## WHAT IS NEEDED
Below is a set of records; print all of them exactly as written.

◇ ◇ ◇ ◇ ◇ ◇ ◇

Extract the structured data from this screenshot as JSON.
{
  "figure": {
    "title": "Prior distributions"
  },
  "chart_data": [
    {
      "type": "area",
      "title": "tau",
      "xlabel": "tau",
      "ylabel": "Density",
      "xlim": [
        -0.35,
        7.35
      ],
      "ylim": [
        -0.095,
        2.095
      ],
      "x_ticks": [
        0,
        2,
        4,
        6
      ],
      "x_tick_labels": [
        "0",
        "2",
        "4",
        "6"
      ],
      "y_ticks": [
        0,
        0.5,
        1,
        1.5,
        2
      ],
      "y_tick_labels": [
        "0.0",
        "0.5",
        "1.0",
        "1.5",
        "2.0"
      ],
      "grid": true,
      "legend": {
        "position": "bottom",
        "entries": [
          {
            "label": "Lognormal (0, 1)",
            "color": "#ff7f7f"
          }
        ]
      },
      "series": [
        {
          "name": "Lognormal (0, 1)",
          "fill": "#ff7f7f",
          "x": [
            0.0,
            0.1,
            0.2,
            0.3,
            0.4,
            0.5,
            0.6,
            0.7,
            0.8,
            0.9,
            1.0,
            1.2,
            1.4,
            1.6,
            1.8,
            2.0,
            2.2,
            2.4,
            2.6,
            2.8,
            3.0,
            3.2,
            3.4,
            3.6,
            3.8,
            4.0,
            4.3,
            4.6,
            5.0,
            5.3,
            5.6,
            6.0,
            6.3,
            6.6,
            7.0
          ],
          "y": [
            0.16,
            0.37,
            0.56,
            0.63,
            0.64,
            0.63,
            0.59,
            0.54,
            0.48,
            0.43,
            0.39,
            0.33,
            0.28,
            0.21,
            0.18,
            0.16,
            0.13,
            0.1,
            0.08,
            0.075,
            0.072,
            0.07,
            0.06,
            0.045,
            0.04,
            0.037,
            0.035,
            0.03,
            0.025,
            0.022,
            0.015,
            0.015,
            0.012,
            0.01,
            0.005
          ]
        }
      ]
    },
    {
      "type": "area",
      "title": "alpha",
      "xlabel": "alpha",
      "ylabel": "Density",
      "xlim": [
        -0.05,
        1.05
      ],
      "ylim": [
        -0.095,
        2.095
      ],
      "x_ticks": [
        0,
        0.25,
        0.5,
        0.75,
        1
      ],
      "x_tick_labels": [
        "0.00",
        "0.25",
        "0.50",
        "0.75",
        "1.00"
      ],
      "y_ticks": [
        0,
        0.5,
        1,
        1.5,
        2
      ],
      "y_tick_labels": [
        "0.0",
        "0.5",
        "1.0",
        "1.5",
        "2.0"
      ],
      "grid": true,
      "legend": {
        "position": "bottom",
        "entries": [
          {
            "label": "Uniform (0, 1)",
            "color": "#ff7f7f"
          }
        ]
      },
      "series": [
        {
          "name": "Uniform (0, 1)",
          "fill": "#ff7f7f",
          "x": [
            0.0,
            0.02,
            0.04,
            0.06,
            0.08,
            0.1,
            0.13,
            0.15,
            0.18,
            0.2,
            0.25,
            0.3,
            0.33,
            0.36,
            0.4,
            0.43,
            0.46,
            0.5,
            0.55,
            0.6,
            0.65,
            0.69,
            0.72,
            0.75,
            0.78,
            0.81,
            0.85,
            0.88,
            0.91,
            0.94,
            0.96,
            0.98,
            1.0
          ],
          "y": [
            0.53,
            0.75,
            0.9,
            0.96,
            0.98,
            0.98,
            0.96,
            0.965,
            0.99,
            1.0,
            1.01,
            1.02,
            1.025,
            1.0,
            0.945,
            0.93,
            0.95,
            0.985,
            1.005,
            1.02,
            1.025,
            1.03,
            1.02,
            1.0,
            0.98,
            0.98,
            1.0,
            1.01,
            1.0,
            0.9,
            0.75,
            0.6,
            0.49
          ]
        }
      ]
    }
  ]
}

◇ ◇ ◇ ◇ ◇ ◇ ◇

## RESPONSE BELOW
Extract the structured data from this screenshot as JSON.
{
  "figure": {
    "title": "Prior distributions"
  },
  "chart_data": [
    {
      "type": "area",
      "title": "tau",
      "xlabel": "tau",
      "ylabel": "Density",
      "xlim": [
        -0.35,
        7.35
      ],
      "ylim": [
        -0.095,
        2.095
      ],
      "x_ticks": [
        0,
        2,
        4,
        6
      ],
      "x_tick_labels": [
        "0",
        "2",
        "4",
        "6"
      ],
      "y_ticks": [
        0,
        0.5,
        1,
        1.5,
        2
      ],
      "y_tick_labels": [
        "0.0",
        "0.5",
        "1.0",
        "1.5",
        "2.0"
      ],
      "grid": true,
      "legend": {
        "position": "bottom",
        "entries": [
          {
            "label": "Lognormal (0, 1)",
            "color": "#ff7f7f"
          }
        ]
      },
      "series": [
        {
          "name": "Lognormal (0, 1)",
          "fill": "#ff7f7f",
          "x": [
            0.0,
            0.1,
            0.2,
            0.3,
            0.4,
            0.5,
            0.6,
            0.7,
            0.8,
            0.9,
            1.0,
            1.2,
            1.4,
            1.6,
            1.8,
            2.0,
            2.2,
            2.4,
            2.6,
            2.8,
            3.0,
            3.2,
            3.4,
            3.6,
            3.8,
            4.0,
            4.3,
            4.6,
            5.0,
            5.3,
            5.6,
            6.0,
            6.3,
            6.6,
            7.0
          ],
          "y": [
            0.16,
            0.37,
            0.56,
            0.63,
            0.64,
            0.63,
            0.59,
            0.54,
            0.48,
            0.43,
            0.39,
            0.33,
            0.28,
            0.21,
            0.18,
            0.16,
            0.13,
            0.1,
            0.08,
            0.075,
            0.072,
            0.07,
            0.06,
            0.045,
            0.04,
            0.037,
            0.035,
            0.03,
            0.025,
            0.022,
            0.015,
            0.015,
            0.012,
            0.01,
            0.005
          ]
        }
      ]
    },
    {
      "type": "area",
      "title": "alpha",
      "xlabel": "alpha",
      "ylabel": "Density",
      "xlim": [
        -0.05,
        1.05
      ],
      "ylim": [
        -0.095,
        2.095
      ],
      "x_ticks": [
        0,
        0.25,
        0.5,
        0.75,
        1
      ],
      "x_tick_labels": [
        "0.00",
        "0.25",
        "0.50",
        "0.75",
        "1.00"
      ],
      "y_ticks": [
        0,
        0.5,
        1,
        1.5,
        2
      ],
      "y_tick_labels": [
        "0.0",
        "0.5",
        "1.0",
        "1.5",
        "2.0"
      ],
      "grid": true,
      "legend": {
        "position": "bottom",
        "entries": [
          {
            "label": "Uniform (0, 1)",
            "color": "#ff7f7f"
          }
        ]
      },
      "series": [
        {
          "name": "Uniform (0, 1)",
          "fill": "#ff7f7f",
          "x": [
            0.0,
            0.02,
            0.04,
            0.06,
            0.08,
            0.1,
            0.13,
            0.15,
            0.18,
            0.2,
            0.25,
            0.3,
            0.33,
            0.36,
            0.4,
            0.43,
            0.46,
            0.5,
            0.55,
            0.6,
            0.65,
            0.69,
            0.72,
            0.75,
            0.78,
            0.81,
            0.85,
            0.88,
            0.91,
            0.94,
            0.96,
            0.98,
            1.0
          ],
          "y": [
            0.53,
            0.75,
            0.9,
            0.96,
            0.98,
            0.98,
            0.96,
            0.965,
            0.99,
            1.0,
            1.01,
            1.02,
            1.025,
            1.0,
            0.945,
            0.93,
            0.95,
            0.985,
            1.005,
            1.02,
            1.025,
            1.03,
            1.02,
            1.0,
            0.98,
            0.98,
            1.0,
            1.01,
            1.0,
            0.9,
            0.75,
            0.6,
            0.49
          ]
        }
      ]
    }
  ]
}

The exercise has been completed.